Task requirements
List every line in this data where the string "label" occurs.

Provided data
_ _ _ _
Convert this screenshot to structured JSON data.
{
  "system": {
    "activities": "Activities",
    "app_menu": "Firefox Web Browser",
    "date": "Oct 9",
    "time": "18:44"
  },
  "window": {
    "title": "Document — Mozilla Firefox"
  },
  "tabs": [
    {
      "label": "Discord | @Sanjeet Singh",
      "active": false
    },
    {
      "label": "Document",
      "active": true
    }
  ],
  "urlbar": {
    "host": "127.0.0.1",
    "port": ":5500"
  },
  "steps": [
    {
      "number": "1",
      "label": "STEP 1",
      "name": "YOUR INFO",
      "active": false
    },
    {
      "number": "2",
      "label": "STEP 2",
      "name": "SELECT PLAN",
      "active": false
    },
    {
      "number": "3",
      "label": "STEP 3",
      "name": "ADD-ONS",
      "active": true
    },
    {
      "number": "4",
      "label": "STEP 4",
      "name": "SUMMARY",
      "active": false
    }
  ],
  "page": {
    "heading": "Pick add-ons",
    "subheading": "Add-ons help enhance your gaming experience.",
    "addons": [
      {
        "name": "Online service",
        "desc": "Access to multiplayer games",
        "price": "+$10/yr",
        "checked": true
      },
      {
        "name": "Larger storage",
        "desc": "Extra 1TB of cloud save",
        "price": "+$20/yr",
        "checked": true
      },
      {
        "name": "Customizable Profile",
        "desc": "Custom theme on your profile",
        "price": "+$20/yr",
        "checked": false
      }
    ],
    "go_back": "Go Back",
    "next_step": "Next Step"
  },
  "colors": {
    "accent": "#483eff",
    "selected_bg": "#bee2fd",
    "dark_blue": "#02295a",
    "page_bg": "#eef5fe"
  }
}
_ _ _ _
Written reply
      "label": "Discord | @Sanjeet Singh",
      "label": "Document",
      "label": "STEP 1",
      "label": "STEP 2",
      "label": "STEP 3",
      "label": "STEP 4",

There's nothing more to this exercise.